## start Excerpted records

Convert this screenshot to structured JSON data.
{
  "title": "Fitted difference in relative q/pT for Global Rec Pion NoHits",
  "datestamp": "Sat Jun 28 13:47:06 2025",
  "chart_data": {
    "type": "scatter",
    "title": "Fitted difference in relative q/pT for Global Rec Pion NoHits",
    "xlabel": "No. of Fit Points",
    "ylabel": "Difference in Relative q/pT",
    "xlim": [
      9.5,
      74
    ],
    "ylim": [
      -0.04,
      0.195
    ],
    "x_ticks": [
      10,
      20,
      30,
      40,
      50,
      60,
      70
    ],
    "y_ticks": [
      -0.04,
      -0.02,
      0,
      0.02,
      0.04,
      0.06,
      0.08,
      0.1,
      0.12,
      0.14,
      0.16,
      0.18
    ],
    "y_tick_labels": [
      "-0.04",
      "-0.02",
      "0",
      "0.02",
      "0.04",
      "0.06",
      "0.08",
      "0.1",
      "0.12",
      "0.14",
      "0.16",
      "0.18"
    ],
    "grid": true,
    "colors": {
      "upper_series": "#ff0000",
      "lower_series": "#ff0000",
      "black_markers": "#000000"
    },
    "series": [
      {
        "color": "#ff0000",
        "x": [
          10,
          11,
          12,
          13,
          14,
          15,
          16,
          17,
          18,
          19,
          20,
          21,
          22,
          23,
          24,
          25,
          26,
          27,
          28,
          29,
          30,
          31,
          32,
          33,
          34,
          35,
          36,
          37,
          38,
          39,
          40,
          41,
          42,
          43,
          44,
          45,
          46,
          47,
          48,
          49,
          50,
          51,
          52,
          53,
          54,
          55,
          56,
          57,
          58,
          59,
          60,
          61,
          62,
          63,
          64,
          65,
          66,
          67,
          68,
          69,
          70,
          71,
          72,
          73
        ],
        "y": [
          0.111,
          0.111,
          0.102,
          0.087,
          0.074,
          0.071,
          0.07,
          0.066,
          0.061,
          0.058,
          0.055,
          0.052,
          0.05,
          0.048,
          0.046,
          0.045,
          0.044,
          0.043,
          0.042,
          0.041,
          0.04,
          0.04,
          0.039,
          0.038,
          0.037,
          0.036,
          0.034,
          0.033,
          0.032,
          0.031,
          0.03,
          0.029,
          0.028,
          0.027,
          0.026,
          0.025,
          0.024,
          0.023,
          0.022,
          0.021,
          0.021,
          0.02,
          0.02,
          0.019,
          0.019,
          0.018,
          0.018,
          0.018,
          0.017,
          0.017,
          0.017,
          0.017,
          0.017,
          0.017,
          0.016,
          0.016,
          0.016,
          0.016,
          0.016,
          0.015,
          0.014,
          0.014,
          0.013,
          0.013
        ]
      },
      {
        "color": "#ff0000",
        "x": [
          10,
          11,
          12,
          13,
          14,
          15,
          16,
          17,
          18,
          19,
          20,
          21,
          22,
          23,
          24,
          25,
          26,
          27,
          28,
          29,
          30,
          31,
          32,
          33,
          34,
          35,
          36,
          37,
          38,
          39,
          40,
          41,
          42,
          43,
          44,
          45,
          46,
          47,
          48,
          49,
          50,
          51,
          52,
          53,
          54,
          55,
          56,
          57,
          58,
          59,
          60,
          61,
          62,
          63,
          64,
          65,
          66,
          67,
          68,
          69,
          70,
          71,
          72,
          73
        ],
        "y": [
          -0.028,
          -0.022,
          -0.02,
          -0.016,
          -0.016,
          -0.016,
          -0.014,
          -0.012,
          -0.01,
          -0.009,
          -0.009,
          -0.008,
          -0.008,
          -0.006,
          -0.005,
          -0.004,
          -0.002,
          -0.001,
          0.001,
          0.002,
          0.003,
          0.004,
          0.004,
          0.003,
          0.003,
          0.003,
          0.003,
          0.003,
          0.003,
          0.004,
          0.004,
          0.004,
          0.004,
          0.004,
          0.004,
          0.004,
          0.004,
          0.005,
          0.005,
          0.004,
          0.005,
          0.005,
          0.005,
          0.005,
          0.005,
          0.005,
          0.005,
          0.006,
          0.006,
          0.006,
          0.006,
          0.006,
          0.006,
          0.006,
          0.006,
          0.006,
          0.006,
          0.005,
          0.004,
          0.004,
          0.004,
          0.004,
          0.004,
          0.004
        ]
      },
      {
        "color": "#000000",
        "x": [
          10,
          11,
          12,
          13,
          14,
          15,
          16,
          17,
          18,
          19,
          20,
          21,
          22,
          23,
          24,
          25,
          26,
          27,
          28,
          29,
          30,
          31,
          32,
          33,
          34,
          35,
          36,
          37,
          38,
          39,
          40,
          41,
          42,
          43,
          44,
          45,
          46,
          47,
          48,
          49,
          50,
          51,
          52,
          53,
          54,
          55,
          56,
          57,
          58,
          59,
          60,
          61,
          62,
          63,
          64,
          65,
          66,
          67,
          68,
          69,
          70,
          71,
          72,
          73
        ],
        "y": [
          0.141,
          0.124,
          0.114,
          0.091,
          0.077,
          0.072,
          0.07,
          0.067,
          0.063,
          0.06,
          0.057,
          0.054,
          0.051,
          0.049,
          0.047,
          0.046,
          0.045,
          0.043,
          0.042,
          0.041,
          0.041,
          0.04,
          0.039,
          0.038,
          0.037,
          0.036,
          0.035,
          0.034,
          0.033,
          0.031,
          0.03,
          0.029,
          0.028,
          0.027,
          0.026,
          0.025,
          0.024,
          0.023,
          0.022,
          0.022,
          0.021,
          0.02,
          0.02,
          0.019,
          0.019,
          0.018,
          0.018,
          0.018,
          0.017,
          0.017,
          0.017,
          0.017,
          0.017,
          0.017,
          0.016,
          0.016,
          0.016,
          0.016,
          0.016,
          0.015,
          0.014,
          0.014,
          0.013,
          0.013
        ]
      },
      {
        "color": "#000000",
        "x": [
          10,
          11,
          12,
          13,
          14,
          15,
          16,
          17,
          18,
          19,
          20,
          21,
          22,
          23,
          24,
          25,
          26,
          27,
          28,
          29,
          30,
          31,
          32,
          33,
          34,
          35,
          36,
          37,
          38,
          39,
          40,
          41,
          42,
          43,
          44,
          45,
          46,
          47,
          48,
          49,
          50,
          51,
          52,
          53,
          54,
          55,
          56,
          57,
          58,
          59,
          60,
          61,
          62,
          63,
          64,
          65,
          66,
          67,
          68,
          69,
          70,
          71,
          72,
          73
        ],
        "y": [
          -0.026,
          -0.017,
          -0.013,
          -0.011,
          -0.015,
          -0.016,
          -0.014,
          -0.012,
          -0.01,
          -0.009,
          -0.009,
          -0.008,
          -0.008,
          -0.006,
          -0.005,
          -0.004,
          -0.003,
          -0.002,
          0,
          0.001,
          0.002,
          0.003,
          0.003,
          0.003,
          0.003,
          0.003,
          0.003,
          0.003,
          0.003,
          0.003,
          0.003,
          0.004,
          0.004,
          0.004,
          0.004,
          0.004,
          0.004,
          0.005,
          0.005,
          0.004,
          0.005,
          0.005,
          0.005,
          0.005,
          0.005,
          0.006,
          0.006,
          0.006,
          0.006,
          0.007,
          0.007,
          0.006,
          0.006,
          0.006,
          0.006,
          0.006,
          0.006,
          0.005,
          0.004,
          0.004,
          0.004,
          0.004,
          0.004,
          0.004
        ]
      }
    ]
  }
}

## end Excerpted records

Directions:
Select the lines in this material that hold the word "Global", leaving none out.

Solution to the problem:
  "title": "Fitted difference in relative q/pT for Global Rec Pion NoHits",
    "title": "Fitted difference in relative q/pT for Global Rec Pion NoHits",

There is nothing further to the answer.